**DIRECTIVE**
Pull each line holding the word "watermark" from the data.

(Collected data)
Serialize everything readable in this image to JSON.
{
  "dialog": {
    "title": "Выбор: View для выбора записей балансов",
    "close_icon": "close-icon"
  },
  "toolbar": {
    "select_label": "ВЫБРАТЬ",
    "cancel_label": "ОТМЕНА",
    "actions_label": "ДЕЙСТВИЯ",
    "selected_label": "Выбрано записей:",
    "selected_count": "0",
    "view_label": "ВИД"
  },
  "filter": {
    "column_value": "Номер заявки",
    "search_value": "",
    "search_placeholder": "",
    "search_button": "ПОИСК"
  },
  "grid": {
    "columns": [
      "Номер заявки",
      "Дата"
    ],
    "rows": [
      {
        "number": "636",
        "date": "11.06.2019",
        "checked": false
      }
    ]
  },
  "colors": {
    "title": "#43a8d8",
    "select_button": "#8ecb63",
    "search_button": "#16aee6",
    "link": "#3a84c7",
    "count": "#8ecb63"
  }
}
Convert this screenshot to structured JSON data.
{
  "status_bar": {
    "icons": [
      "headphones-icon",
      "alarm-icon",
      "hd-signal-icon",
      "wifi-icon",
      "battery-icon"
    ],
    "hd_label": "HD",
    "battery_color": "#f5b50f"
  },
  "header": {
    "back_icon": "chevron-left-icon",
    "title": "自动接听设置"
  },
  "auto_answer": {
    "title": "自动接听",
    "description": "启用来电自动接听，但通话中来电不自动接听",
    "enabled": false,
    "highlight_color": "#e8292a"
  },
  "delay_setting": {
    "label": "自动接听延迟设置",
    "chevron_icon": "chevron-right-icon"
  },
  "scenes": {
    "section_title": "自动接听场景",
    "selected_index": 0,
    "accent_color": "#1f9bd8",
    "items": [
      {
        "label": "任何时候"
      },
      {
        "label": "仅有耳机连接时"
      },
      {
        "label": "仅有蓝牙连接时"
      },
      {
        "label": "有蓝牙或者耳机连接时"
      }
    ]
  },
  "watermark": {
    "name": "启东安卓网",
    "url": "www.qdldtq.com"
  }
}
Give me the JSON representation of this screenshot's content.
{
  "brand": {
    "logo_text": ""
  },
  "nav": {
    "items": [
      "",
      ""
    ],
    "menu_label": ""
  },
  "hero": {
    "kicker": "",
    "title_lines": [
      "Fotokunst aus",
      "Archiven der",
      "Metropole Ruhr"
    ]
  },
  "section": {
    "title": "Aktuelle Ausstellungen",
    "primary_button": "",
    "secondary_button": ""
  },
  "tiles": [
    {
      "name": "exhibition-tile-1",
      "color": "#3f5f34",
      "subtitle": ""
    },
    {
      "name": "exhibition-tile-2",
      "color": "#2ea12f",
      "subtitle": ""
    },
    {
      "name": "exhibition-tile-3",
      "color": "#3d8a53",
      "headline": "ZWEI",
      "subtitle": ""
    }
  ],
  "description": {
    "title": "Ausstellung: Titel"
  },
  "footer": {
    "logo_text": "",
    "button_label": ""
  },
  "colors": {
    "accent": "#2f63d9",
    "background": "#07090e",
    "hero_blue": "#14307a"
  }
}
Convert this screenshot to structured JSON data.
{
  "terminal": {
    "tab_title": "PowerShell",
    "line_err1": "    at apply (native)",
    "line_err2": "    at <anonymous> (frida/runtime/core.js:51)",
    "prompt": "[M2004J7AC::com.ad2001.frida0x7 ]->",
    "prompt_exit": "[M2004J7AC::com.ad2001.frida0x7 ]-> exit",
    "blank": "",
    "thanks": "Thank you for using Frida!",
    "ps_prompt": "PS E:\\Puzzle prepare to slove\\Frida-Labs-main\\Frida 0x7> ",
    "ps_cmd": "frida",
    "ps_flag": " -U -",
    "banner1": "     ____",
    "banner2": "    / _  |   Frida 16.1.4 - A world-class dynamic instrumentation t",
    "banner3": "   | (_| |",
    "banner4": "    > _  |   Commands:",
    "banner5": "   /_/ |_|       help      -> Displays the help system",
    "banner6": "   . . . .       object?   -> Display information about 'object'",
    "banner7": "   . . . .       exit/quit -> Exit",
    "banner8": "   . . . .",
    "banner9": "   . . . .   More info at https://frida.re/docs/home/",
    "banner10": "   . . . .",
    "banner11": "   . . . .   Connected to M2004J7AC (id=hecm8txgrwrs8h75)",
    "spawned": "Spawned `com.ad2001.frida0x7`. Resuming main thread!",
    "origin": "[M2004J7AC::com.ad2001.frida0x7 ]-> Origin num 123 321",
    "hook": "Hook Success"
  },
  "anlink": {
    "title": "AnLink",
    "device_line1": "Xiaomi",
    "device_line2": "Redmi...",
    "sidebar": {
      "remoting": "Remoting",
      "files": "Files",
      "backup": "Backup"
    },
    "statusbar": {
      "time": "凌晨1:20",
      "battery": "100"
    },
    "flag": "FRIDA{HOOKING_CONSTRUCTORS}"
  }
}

* * *

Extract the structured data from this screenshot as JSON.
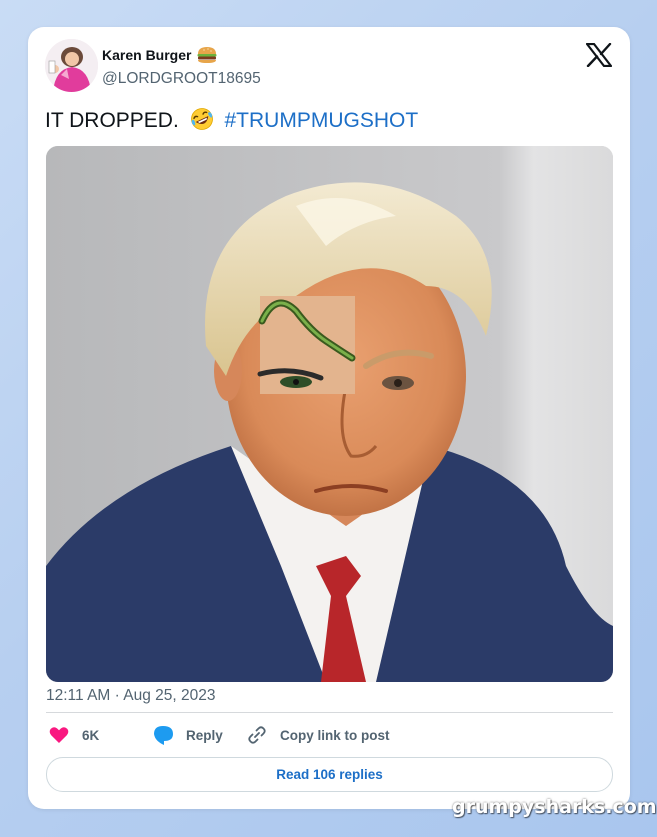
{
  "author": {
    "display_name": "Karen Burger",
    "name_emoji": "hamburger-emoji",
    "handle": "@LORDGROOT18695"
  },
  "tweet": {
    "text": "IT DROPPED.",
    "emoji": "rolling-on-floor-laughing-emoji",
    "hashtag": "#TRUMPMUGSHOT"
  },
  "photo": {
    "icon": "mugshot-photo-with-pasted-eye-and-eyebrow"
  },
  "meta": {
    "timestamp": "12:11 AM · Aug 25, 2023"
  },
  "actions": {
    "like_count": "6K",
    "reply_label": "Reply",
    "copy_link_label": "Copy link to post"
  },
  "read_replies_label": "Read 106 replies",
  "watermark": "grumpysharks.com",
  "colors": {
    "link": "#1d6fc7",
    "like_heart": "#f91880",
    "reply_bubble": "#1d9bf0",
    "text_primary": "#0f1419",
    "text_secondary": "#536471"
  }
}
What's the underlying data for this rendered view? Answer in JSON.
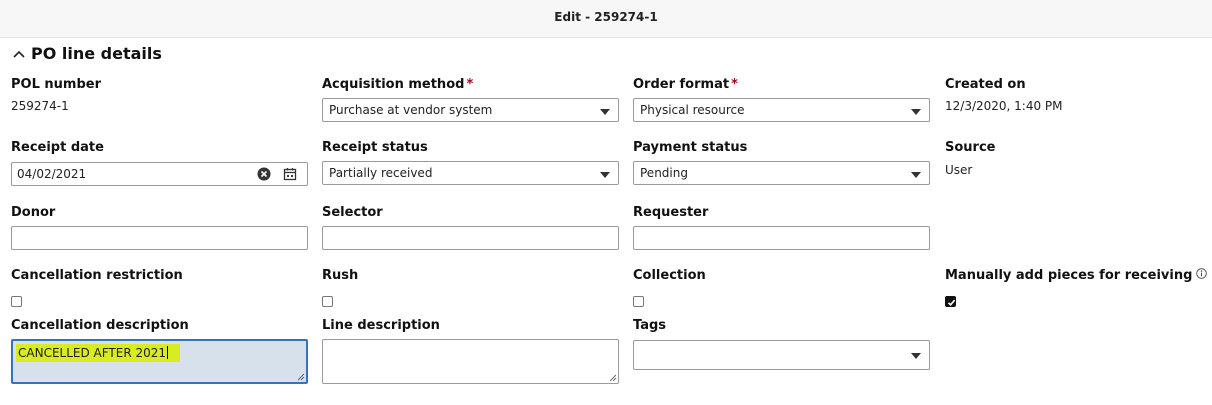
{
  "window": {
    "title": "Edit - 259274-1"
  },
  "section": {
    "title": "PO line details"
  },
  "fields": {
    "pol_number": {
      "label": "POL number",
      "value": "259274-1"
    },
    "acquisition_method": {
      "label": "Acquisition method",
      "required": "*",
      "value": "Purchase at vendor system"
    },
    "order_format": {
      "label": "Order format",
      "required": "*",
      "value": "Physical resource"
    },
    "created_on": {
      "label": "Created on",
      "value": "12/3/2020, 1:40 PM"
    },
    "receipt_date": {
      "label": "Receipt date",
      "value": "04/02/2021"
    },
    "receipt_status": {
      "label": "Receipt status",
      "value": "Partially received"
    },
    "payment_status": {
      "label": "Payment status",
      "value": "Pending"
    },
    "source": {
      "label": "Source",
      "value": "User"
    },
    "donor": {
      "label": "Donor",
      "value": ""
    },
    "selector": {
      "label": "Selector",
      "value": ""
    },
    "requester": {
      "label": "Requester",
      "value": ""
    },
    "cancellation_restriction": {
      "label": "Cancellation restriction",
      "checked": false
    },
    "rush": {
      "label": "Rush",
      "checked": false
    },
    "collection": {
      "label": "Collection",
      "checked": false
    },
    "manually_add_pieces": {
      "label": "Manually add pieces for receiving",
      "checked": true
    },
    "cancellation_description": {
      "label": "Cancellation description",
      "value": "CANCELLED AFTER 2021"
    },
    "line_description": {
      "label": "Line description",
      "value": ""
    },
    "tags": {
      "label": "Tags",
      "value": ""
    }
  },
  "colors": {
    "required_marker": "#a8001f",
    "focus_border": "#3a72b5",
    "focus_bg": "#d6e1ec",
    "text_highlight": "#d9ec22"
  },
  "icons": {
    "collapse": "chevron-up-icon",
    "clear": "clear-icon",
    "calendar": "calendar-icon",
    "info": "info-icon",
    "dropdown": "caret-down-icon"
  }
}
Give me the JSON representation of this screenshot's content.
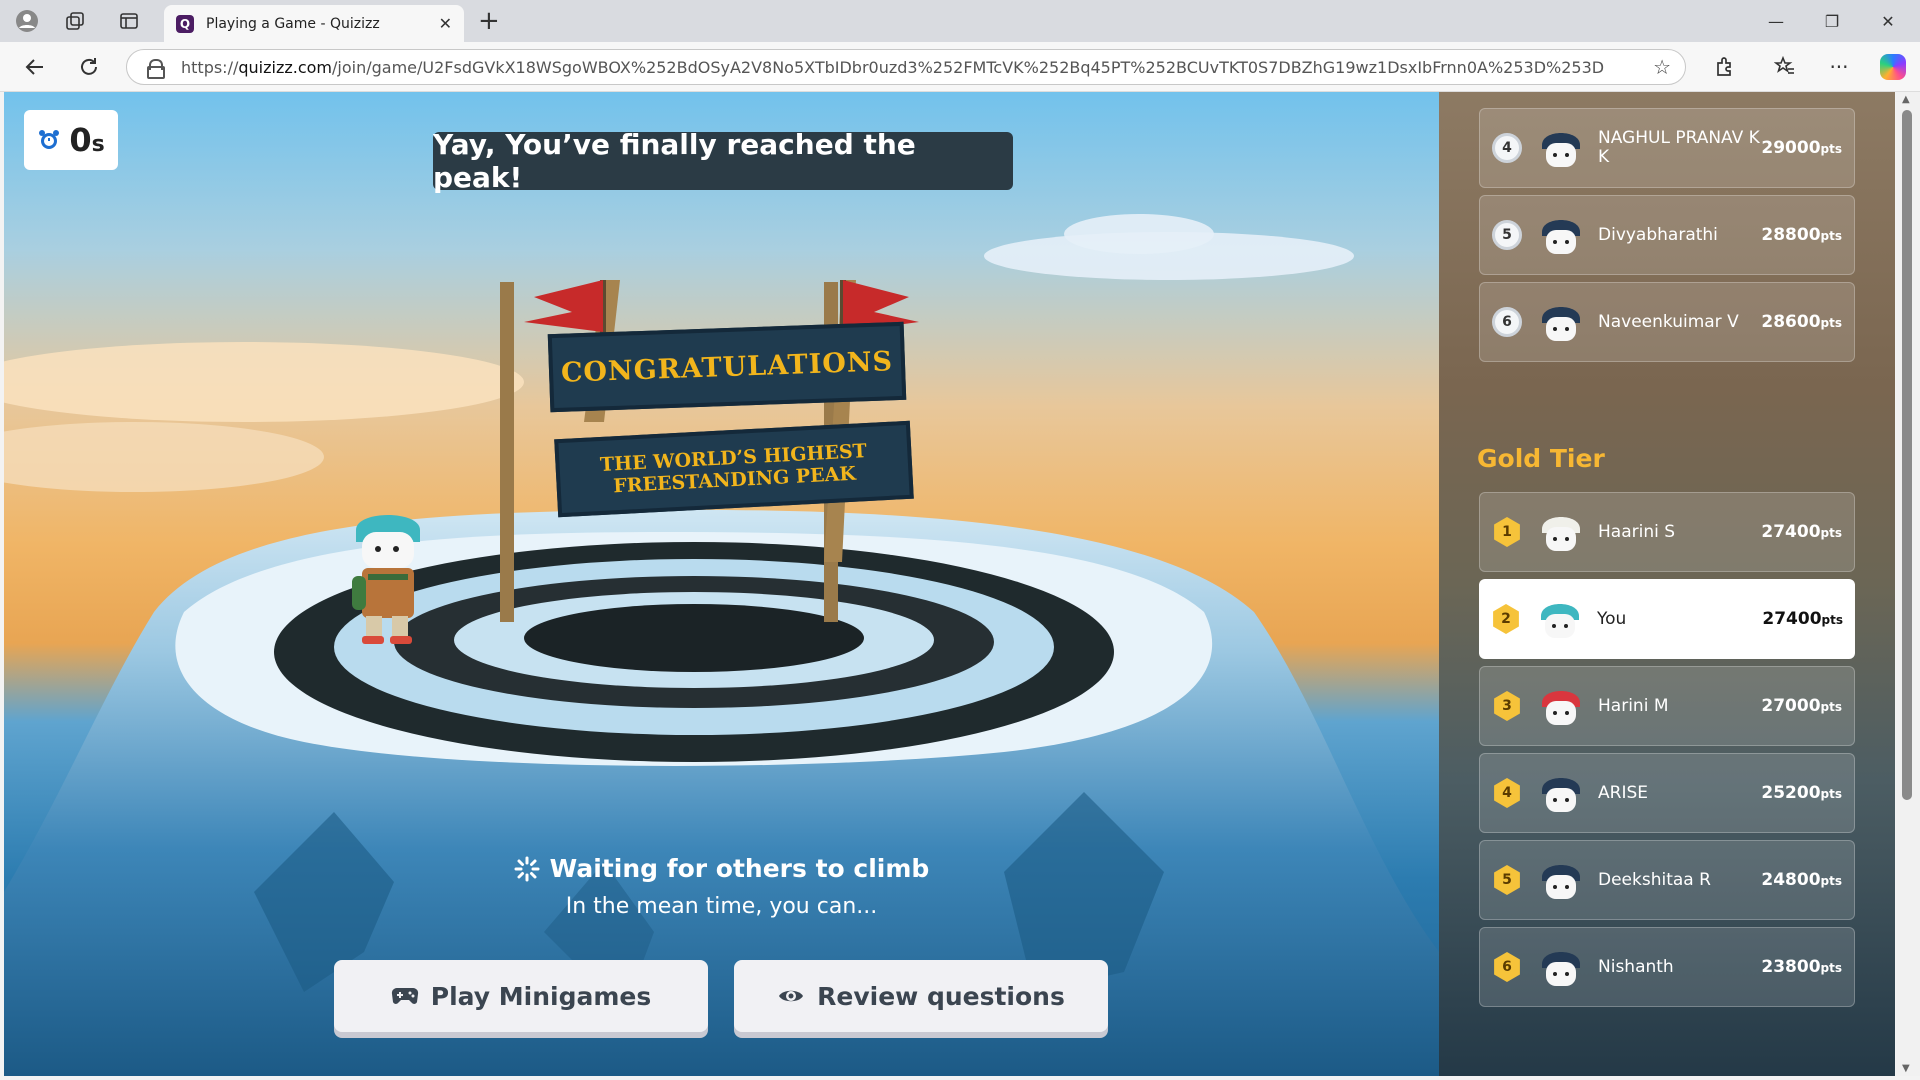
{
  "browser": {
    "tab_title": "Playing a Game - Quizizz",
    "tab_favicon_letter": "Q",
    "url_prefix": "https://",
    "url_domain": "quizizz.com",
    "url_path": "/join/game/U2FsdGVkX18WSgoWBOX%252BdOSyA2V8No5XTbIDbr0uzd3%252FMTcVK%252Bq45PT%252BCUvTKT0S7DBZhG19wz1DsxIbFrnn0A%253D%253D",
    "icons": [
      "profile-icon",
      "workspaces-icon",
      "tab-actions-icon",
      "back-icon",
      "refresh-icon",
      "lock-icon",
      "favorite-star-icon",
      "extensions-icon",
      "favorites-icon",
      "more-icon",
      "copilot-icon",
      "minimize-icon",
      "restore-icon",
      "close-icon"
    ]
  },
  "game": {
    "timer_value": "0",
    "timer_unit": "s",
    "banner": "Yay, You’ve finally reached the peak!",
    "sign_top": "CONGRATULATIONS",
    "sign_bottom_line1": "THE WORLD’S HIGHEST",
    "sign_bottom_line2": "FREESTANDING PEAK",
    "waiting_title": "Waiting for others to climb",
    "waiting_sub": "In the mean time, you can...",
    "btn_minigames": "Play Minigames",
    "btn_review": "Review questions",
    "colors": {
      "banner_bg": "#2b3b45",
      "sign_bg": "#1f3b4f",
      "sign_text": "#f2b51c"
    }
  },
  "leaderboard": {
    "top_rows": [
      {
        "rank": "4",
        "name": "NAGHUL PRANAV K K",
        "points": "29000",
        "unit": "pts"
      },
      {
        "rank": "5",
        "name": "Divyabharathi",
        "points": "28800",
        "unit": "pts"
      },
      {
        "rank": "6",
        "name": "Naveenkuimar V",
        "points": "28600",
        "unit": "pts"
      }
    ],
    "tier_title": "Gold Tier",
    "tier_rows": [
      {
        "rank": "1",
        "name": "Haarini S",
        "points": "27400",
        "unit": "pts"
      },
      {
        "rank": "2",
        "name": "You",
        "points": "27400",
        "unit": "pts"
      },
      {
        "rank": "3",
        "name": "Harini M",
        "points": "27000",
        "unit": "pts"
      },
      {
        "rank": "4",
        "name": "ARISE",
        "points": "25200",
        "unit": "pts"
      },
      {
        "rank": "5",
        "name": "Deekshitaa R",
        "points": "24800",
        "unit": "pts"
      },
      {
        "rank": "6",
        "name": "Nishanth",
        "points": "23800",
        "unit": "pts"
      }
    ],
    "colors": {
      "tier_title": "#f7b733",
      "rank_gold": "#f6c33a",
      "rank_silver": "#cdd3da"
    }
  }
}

---

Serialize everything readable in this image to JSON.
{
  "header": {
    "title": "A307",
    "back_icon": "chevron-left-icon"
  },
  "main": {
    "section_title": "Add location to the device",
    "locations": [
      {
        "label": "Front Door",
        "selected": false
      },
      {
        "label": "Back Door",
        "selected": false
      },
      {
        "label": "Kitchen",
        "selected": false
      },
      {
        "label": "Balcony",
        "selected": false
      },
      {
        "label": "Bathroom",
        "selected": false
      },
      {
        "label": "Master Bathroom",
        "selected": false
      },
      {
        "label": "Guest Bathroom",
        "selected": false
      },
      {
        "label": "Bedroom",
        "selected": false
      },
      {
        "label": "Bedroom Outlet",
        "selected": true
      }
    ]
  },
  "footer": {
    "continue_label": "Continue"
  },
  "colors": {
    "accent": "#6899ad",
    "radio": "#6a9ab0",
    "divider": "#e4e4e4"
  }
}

**SOLUTION TO THE PROBLEM**
  "watermark": {
  "watermark": "grumpysharks.com",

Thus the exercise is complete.